+++ INFORMATION SHOWN
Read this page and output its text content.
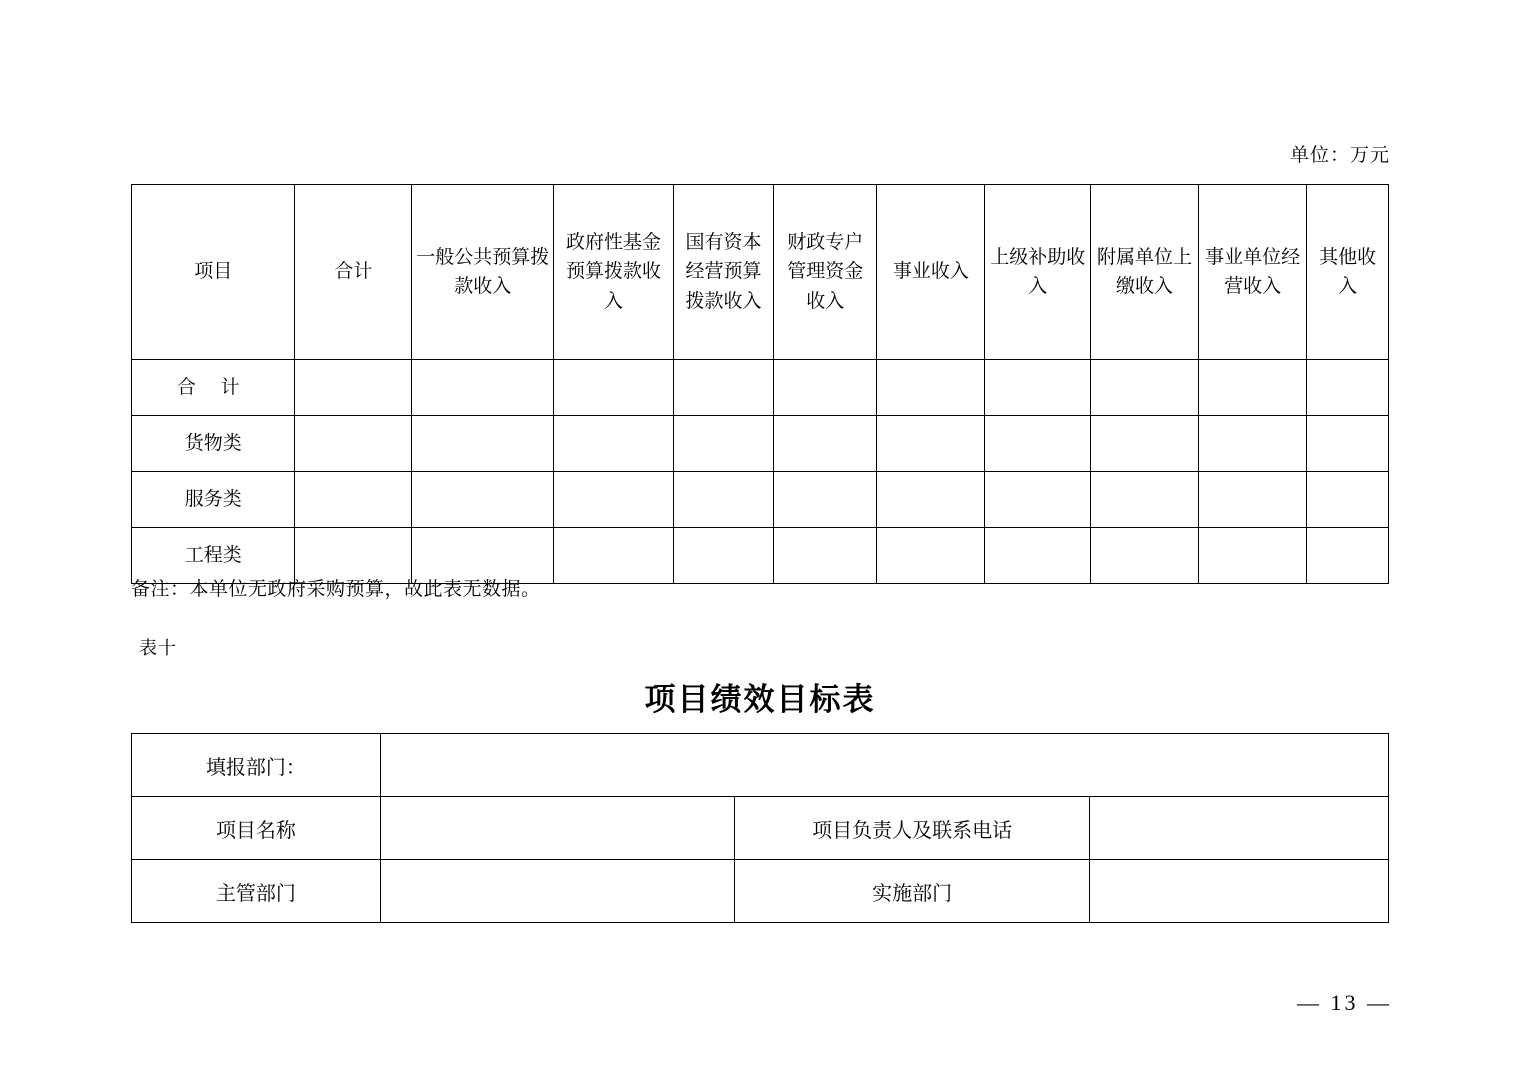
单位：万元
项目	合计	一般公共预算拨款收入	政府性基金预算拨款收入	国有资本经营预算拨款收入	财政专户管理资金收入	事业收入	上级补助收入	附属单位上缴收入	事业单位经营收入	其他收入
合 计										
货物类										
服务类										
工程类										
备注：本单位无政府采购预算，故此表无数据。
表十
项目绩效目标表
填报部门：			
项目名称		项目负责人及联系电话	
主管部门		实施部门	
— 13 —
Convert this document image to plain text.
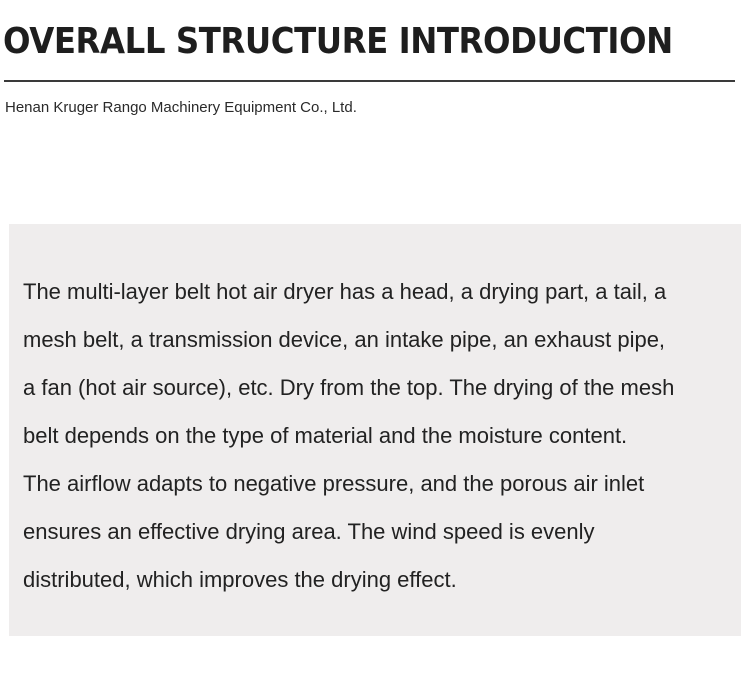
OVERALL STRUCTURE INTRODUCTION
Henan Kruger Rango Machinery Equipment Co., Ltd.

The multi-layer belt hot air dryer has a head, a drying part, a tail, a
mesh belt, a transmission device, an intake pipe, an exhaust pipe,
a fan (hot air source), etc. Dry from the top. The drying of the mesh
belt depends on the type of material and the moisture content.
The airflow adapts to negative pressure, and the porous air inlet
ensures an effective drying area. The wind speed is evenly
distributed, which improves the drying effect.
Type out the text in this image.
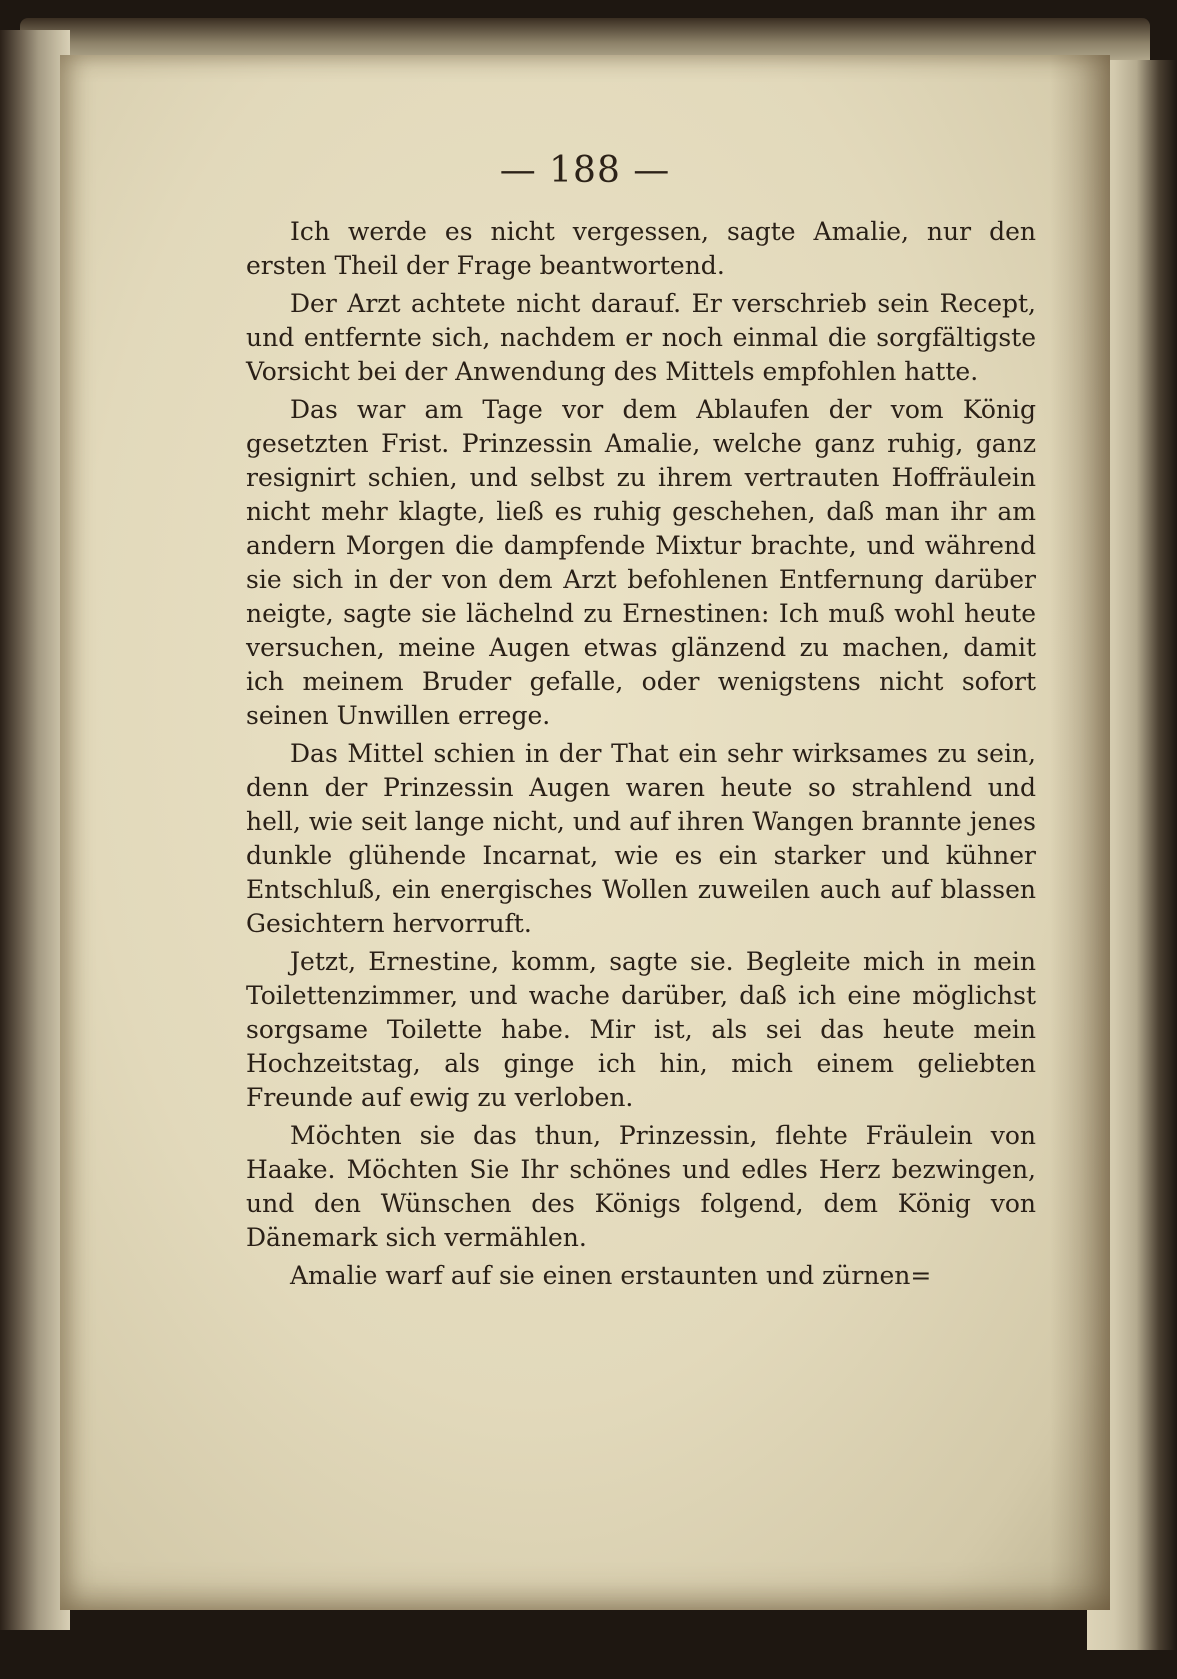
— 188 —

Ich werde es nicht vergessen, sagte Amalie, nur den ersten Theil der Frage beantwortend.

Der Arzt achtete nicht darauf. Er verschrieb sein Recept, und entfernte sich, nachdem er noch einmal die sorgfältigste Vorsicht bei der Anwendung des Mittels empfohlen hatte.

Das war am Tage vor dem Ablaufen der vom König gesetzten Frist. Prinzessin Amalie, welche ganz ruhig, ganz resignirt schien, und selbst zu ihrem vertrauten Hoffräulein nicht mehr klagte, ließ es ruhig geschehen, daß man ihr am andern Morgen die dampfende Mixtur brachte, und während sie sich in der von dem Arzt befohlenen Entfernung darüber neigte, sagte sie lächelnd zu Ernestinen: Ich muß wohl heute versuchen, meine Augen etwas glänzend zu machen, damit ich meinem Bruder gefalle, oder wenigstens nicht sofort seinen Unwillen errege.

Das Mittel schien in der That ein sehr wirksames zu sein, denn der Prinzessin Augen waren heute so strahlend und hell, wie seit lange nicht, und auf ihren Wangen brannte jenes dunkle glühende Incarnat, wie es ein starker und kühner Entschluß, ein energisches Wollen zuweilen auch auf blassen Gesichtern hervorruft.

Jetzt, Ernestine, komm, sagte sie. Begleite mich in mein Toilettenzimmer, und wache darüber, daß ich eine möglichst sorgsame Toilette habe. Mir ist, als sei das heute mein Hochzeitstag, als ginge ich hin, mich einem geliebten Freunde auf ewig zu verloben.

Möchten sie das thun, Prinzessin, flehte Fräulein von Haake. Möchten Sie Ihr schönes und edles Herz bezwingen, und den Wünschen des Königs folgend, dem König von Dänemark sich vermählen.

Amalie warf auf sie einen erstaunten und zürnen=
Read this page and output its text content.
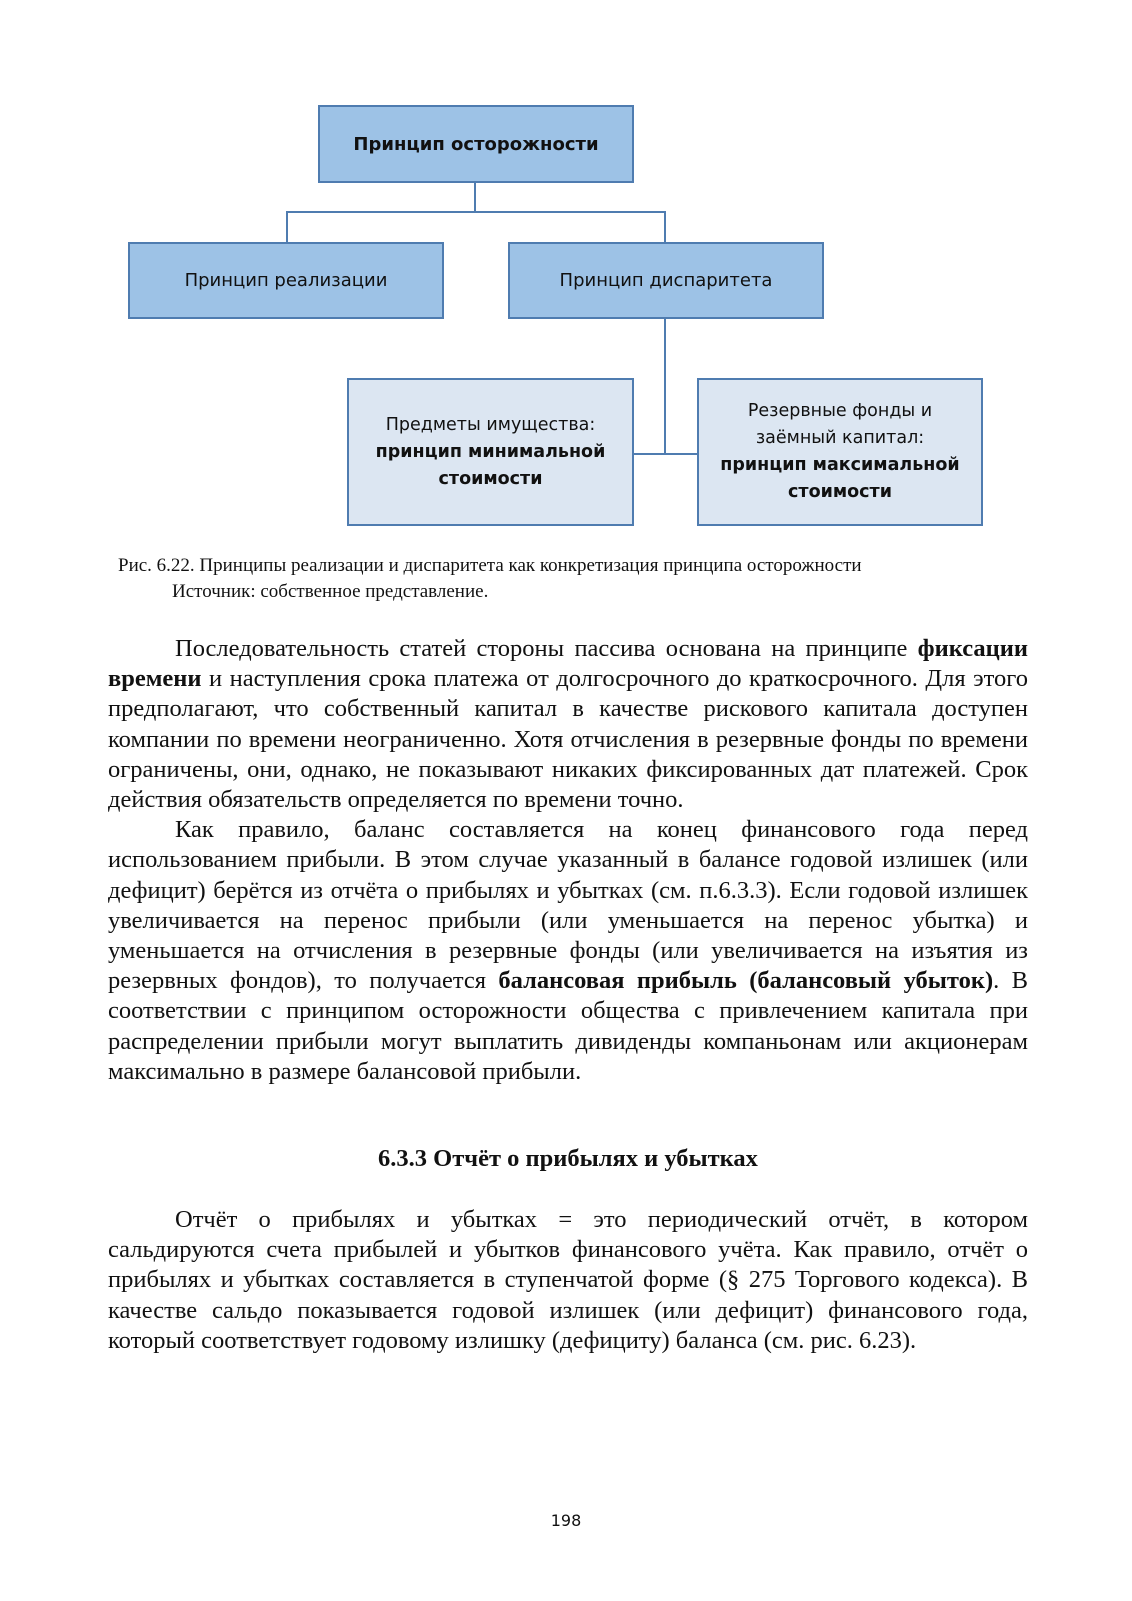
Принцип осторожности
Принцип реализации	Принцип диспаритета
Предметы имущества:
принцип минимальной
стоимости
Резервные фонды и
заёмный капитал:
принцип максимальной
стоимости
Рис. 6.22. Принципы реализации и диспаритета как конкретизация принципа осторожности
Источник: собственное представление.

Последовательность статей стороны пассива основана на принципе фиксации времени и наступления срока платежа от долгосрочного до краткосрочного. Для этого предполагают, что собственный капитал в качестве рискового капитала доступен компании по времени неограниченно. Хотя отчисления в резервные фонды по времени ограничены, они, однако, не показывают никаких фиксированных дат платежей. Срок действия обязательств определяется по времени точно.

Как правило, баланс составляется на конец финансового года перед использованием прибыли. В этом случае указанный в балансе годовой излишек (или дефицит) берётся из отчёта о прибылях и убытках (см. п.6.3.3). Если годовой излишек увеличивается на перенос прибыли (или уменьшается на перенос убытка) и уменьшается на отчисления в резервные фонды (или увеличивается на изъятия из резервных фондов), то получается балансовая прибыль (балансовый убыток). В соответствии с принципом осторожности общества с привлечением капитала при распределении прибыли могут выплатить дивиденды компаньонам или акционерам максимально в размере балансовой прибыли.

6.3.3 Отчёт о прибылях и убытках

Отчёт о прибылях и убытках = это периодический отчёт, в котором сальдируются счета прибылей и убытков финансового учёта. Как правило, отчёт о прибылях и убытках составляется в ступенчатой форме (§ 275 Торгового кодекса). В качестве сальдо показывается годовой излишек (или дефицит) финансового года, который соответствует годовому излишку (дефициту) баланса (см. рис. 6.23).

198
++++++
SHORT EXERCISE:
All of the data above should be quoted exactly, except for the pictures.

SOLUTION TO THIS TASK:
Read this page and output its text content.
单位：万元
项目	合计	一般公共预算拨款收入	政府性基金预算拨款收入	国有资本经营预算拨款收入	财政专户管理资金收入	事业收入	上级补助收入	附属单位上缴收入	事业单位经营收入	其他收入
合 计										
货物类										
服务类										
工程类										
备注：本单位无政府采购预算，故此表无数据。
表十
项目绩效目标表
填报部门：			
项目名称		项目负责人及联系电话	
主管部门		实施部门	
— 13 —
Convert this document image to plain text.
OVERALL STRUCTURE INTRODUCTION
Henan Kruger Rango Machinery Equipment Co., Ltd.

The multi-layer belt hot air dryer has a head, a drying part, a tail, a
mesh belt, a transmission device, an intake pipe, an exhaust pipe,
a fan (hot air source), etc. Dry from the top. The drying of the mesh
belt depends on the type of material and the moisture content.
The airflow adapts to negative pressure, and the porous air inlet
ensures an effective drying area. The wind speed is evenly
distributed, which improves the drying effect.
Type out the text in this image.
— 188 —

Ich werde es nicht vergessen, sagte Amalie, nur den ersten Theil der Frage beantwortend.

Der Arzt achtete nicht darauf. Er verschrieb sein Recept, und entfernte sich, nachdem er noch einmal die sorgfältigste Vorsicht bei der Anwendung des Mittels empfohlen hatte.

Das war am Tage vor dem Ablaufen der vom König gesetzten Frist. Prinzessin Amalie, welche ganz ruhig, ganz resignirt schien, und selbst zu ihrem vertrauten Hoffräulein nicht mehr klagte, ließ es ruhig geschehen, daß man ihr am andern Morgen die dampfende Mixtur brachte, und während sie sich in der von dem Arzt befohlenen Entfernung darüber neigte, sagte sie lächelnd zu Ernestinen: Ich muß wohl heute versuchen, meine Augen etwas glänzend zu machen, damit ich meinem Bruder gefalle, oder wenigstens nicht sofort seinen Unwillen errege.

Das Mittel schien in der That ein sehr wirksames zu sein, denn der Prinzessin Augen waren heute so strahlend und hell, wie seit lange nicht, und auf ihren Wangen brannte jenes dunkle glühende Incarnat, wie es ein starker und kühner Entschluß, ein energisches Wollen zuweilen auch auf blassen Gesichtern hervorruft.

Jetzt, Ernestine, komm, sagte sie. Begleite mich in mein Toilettenzimmer, und wache darüber, daß ich eine möglichst sorgsame Toilette habe. Mir ist, als sei das heute mein Hochzeitstag, als ginge ich hin, mich einem geliebten Freunde auf ewig zu verloben.

Möchten sie das thun, Prinzessin, flehte Fräulein von Haake. Möchten Sie Ihr schönes und edles Herz bezwingen, und den Wünschen des Königs folgend, dem König von Dänemark sich vermählen.

Amalie warf auf sie einen erstaunten und zürnen=
Read this page and output its text content.
Принцип осторожности
Принцип реализации	Принцип диспаритета
Предметы имущества:
принцип минимальной
стоимости
Резервные фонды и
заёмный капитал:
принцип максимальной
стоимости
Рис. 6.22. Принципы реализации и диспаритета как конкретизация принципа осторожности
Источник: собственное представление.

Последовательность статей стороны пассива основана на принципе фиксации времени и наступления срока платежа от долгосрочного до краткосрочного. Для этого предполагают, что собственный капитал в качестве рискового капитала доступен компании по времени неограниченно. Хотя отчисления в резервные фонды по времени ограничены, они, однако, не показывают никаких фиксированных дат платежей. Срок действия обязательств определяется по времени точно.

Как правило, баланс составляется на конец финансового года перед использованием прибыли. В этом случае указанный в балансе годовой излишек (или дефицит) берётся из отчёта о прибылях и убытках (см. п.6.3.3). Если годовой излишек увеличивается на перенос прибыли (или уменьшается на перенос убытка) и уменьшается на отчисления в резервные фонды (или увеличивается на изъятия из резервных фондов), то получается балансовая прибыль (балансовый убыток). В соответствии с принципом осторожности общества с привлечением капитала при распределении прибыли могут выплатить дивиденды компаньонам или акционерам максимально в размере балансовой прибыли.

6.3.3 Отчёт о прибылях и убытках

Отчёт о прибылях и убытках = это периодический отчёт, в котором сальдируются счета прибылей и убытков финансового учёта. Как правило, отчёт о прибылях и убытках составляется в ступенчатой форме (§ 275 Торгового кодекса). В качестве сальдо показывается годовой излишек (или дефицит) финансового года, который соответствует годовому излишку (дефициту) баланса (см. рис. 6.23).

198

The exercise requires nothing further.